Copy out these lines of the material verbatim, starting at the line that contains "pie-slice-label: 5 % (119, 792, 150, 812)" and stopping after the line that contains "paragraph-line: tohtorikoulutettava-nimikkeellä työskenteleviä".

========

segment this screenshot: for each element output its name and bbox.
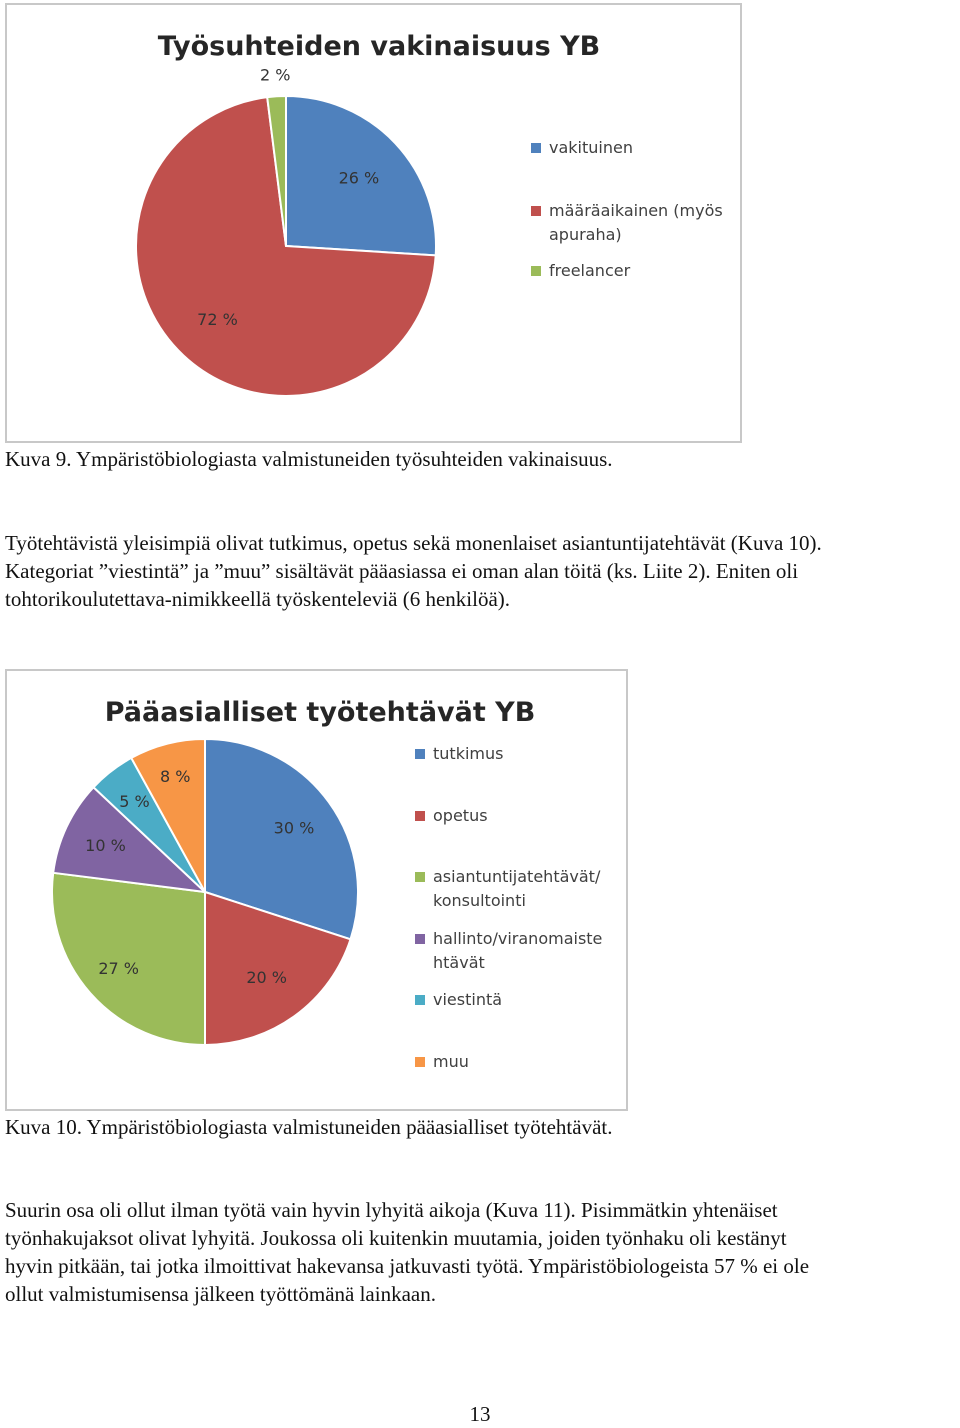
pie-slice-label: 5 % (119, 792, 150, 812)
legend-swatch (415, 995, 425, 1005)
chart-employment-permanence (5, 3, 742, 443)
legend-label: htävät (433, 953, 485, 972)
pie-chart-1 (7, 5, 742, 443)
paragraph-line: ollut valmistumisensa jälkeen työttömänä lainkaan. (5, 1282, 436, 1306)
chart-title: Työsuhteiden vakinaisuus YB (157, 31, 601, 62)
page-number: 13 (469, 1402, 491, 1426)
pie-slice-label: 30 % (273, 818, 315, 838)
legend-label: freelancer (549, 261, 631, 280)
legend-swatch (415, 1057, 425, 1067)
pie-slice-label: 10 % (85, 836, 126, 856)
legend-label: konsultointi (433, 891, 526, 910)
figure-10-caption: Kuva 10. Ympäristöbiologiasta valmistuneiden pääasialliset työtehtävät. (5, 1115, 613, 1139)
pie-slice-label: 20 % (246, 967, 288, 987)
legend-label: hallinto/viranomaiste (433, 929, 603, 948)
legend-label: vakituinen (549, 138, 633, 157)
pie-slice-label: 2 % (259, 65, 291, 85)
pie-slice-label: 27 % (98, 959, 140, 979)
legend-swatch (531, 143, 541, 153)
pie-slice-label: 72 % (197, 309, 238, 329)
paragraph-line: Suurin osa oli ollut ilman työtä vain hyvin lyhyitä aikoja (Kuva 11). Pisimmätkin yhtenäiset (5, 1198, 778, 1222)
legend-swatch (415, 811, 425, 821)
paragraph-line: Työtehtävistä yleisimpiä olivat tutkimus, opetus sekä monenlaiset asiantuntijatehtävät (Kuva 10). (5, 531, 822, 555)
legend-label: viestintä (433, 990, 503, 1009)
paragraph-line: tohtorikoulutettava-nimikkeellä työskenteleviä (6 henkilöä). (5, 587, 511, 611)
legend-label: muu (433, 1052, 469, 1071)
chart-main-work-tasks (5, 669, 628, 1111)
legend-swatch (531, 206, 541, 216)
pie-slice-label: 8 % (159, 766, 191, 786)
legend-label: tutkimus (433, 744, 504, 763)
legend-swatch (415, 872, 425, 882)
pie-chart-2 (7, 671, 628, 1111)
legend-label: määräaikainen (myös (549, 201, 723, 220)
legend-label: apuraha) (549, 225, 622, 244)
paragraph-line: työnhakujaksot olivat lyhyitä. Joukossa oli kuitenkin muutamia, joiden työnhaku oli kestänyt (5, 1226, 787, 1250)
legend-swatch (531, 266, 541, 276)
paragraph-line: Kategoriat ”viestintä” ja ”muu” sisältävät pääasiassa ei oman alan töitä (ks. Liite 2). Eniten oli (5, 559, 799, 583)
figure-9-caption: Kuva 9. Ympäristöbiologiasta valmistuneiden työsuhteiden vakinaisuus. (5, 447, 613, 471)
legend-swatch (415, 934, 425, 944)
legend-label: asiantuntijatehtävät/ (433, 867, 601, 886)
paragraph-line: hyvin pitkään, tai jotka ilmoittivat hakevansa jatkuvasti työtä. Ympäristöbiologeista 57 % ei ole (5, 1254, 810, 1278)
legend-swatch (415, 749, 425, 759)
pie-slice-label: 26 % (338, 168, 380, 188)
legend-label: opetus (433, 806, 488, 825)
chart-title: Pääasialliset työtehtävät YB (104, 697, 536, 728)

========

**Finished exercise:**
pie-slice-label: 5 % (119, 792, 150, 812)
legend-swatch (415, 995, 425, 1005)
chart-employment-permanence (5, 3, 742, 443)
legend-label: htävät (433, 953, 485, 972)
pie-chart-1 (7, 5, 742, 443)
paragraph-line: ollut valmistumisensa jälkeen työttömänä lainkaan. (5, 1282, 436, 1306)
chart-title: Työsuhteiden vakinaisuus YB (157, 31, 601, 62)
page-number: 13 (469, 1402, 491, 1426)
pie-slice-label: 30 % (273, 818, 315, 838)
legend-label: freelancer (549, 261, 631, 280)
legend-swatch (415, 1057, 425, 1067)
pie-slice-label: 10 % (85, 836, 126, 856)
legend-label: konsultointi (433, 891, 526, 910)
figure-10-caption: Kuva 10. Ympäristöbiologiasta valmistuneiden pääasialliset työtehtävät. (5, 1115, 613, 1139)
pie-slice-label: 20 % (246, 967, 288, 987)
legend-label: hallinto/viranomaiste (433, 929, 603, 948)
legend-label: vakituinen (549, 138, 633, 157)
pie-slice-label: 2 % (259, 65, 291, 85)
pie-slice-label: 27 % (98, 959, 140, 979)
legend-swatch (531, 143, 541, 153)
pie-slice-label: 72 % (197, 309, 238, 329)
paragraph-line: Suurin osa oli ollut ilman työtä vain hyvin lyhyitä aikoja (Kuva 11). Pisimmätkin yhtenäiset (5, 1198, 778, 1222)
legend-swatch (415, 811, 425, 821)
paragraph-line: Työtehtävistä yleisimpiä olivat tutkimus, opetus sekä monenlaiset asiantuntijatehtävät (Kuva 10). (5, 531, 822, 555)
legend-label: viestintä (433, 990, 503, 1009)
paragraph-line: tohtorikoulutettava-nimikkeellä työskenteleviä (6 henkilöä). (5, 587, 511, 611)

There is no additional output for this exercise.